* Text section
————
A series of patches are placed on the patient’s chest, which allows a highly sophisticated computer to calculate where the tip of the catheter is located in 3D space at all times. By moving the catheter through the heart, specialists can construct a 3D model on a computer screen of the inner surface of the heart, from the valves to the veins that come into the heart. "At the same time, we can record the electrical signals from everywhere we touch in the heart," reports Dr. Van Hare. "This information tells us where important structures are located, such as scars, valves and patches from prior surgery. We also use it to map the course of electrical activation as it moves through the heart during normal and abnormal rhythms. Doing all this together allows us to understand what is actually supporting and causing these abnormal heart rhythms, and then to select the best location in the heart for ablation."
According to Dr. Silva, an additional benefit of cardiac mapping especially important to children is the reduced need for fluoroscopy. "Once the map is developed, we no longer require X-ray," she adds. "For patients like Correy facing a six-hour procedure, this is a significant reduction in radiation exposure for our patients."
In addition to cardiac mapping, Dr. Silva’s fellowship training was devoted to research into understanding the prime location to pace a heart to achieve maximum contraction. Her first three years of training were completed at St. Louis Children’s Hospital, with the fourth year at Boston Children’s Hospital. She returned this past fall to lead the EP program and continue her research. Mark Levin, MD, recently joined the department from Children’s Hospital in Philadelphia. Dr. Levin, WUSM Instructor in Pediatrics, is a pediatric cardiologist and a basic science researcher focused on understanding cellular electrophysiology.
————
* Data section
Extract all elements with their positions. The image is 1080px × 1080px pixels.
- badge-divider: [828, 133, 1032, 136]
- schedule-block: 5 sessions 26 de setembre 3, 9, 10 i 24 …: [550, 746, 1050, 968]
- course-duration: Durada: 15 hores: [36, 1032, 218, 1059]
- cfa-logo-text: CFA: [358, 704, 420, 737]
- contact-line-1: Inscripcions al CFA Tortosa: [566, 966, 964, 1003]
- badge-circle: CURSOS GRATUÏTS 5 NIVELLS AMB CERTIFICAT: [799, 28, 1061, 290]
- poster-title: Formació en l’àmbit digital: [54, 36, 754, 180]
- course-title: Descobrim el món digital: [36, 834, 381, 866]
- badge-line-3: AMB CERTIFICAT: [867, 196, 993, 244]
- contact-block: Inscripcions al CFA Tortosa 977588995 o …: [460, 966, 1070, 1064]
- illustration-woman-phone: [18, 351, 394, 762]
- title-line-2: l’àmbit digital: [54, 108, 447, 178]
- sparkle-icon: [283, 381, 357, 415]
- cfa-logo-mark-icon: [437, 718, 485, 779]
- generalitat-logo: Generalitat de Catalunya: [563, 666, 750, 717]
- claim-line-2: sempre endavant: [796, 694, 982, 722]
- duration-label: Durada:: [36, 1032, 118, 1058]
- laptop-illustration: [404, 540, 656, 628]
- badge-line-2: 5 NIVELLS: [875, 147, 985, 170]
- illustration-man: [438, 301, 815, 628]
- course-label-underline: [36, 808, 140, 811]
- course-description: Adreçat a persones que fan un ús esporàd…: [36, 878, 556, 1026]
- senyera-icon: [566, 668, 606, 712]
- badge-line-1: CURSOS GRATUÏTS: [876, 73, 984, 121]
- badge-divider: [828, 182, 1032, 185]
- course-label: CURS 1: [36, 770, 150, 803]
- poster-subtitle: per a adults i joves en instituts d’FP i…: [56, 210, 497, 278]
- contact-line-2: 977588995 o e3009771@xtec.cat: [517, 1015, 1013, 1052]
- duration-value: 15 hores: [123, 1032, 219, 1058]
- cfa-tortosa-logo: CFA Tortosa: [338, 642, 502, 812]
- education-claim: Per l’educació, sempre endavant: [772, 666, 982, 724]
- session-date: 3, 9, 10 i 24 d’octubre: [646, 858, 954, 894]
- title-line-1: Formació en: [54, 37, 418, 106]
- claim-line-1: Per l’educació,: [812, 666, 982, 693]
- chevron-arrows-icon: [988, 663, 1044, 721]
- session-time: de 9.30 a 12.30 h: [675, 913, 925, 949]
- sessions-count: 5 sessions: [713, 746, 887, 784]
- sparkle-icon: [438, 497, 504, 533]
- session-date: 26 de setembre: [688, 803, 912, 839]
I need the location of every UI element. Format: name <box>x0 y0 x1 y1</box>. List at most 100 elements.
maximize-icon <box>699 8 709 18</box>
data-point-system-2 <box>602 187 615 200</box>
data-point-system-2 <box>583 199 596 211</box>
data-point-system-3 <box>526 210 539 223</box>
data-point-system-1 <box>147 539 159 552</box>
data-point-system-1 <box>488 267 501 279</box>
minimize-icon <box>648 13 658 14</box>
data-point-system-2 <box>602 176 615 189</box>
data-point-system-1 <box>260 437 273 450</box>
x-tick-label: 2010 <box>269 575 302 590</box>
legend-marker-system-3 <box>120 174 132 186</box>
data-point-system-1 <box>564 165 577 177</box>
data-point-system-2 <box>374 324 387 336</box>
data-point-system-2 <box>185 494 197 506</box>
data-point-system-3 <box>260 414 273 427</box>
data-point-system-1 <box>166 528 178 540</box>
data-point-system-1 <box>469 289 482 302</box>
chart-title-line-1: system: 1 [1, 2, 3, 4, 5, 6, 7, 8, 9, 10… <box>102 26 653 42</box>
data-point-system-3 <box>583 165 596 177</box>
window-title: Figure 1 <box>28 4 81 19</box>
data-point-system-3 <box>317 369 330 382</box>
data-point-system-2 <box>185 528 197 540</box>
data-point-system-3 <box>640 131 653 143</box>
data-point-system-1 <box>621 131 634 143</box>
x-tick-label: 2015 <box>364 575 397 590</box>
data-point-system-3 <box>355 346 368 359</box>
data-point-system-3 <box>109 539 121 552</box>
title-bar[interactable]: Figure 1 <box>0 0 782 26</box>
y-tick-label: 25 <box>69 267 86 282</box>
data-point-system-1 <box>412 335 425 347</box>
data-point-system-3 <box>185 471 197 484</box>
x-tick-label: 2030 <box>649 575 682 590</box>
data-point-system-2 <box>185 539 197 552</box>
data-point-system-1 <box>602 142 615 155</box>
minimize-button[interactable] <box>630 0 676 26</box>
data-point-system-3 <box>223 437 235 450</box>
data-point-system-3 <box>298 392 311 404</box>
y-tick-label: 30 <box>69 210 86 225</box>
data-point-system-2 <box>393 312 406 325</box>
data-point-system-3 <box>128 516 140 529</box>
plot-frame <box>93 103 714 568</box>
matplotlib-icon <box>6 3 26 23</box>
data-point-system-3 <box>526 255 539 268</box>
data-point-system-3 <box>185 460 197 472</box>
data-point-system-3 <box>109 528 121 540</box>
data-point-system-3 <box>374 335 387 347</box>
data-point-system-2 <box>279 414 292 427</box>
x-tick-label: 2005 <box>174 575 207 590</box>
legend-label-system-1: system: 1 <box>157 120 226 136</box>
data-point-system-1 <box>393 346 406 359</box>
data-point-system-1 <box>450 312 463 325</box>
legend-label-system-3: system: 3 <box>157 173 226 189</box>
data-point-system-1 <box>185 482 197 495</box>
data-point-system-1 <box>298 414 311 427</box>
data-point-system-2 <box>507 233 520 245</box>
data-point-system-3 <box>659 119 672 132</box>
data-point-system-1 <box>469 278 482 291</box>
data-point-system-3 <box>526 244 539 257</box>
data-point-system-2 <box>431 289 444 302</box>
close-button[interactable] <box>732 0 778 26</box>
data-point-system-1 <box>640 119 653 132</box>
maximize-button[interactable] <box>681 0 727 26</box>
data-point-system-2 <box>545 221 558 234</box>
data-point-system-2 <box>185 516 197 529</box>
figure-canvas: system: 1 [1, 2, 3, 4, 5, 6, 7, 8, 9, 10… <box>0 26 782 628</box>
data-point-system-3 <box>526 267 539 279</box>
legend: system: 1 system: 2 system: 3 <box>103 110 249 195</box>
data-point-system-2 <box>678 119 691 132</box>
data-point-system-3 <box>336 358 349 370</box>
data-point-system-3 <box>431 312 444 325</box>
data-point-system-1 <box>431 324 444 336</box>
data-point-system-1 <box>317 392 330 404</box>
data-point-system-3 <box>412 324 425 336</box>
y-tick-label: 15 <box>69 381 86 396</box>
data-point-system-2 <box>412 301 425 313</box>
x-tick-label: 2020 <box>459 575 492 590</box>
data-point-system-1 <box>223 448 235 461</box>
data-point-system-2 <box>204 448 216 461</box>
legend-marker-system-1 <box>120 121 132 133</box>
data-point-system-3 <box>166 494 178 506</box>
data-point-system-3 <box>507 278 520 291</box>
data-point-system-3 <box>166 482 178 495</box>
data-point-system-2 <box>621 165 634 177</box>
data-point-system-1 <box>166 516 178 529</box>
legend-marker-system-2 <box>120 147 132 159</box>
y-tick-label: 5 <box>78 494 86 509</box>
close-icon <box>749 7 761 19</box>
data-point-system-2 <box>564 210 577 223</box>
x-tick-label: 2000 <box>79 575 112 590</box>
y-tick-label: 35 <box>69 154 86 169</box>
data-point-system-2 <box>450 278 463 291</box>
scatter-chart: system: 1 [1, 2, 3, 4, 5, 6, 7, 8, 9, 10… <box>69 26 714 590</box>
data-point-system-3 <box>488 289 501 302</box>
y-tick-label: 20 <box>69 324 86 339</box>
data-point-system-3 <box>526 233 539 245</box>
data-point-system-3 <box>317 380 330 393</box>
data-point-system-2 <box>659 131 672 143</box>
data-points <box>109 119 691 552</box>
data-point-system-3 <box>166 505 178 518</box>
————
From the cardiac mapping text, pull out the words from "In addition to" up to and including "understanding cellular electrophysiology.", unchanged.

In addition to cardiac mapping, Dr. Silva’s fellowship training was devoted to research into understanding the prime location to pace a heart to achieve maximum contraction. Her first three years of training were completed at St. Louis Children’s Hospital, with the fourth year at Boston Children’s Hospital. She returned this past fall to lead the EP program and continue her research. Mark Levin, MD, recently joined the department from Children’s Hospital in Philadelphia. Dr. Levin, WUSM Instructor in Pediatrics, is a pediatric cardiologist and a basic science researcher focused on understanding cellular electrophysiology.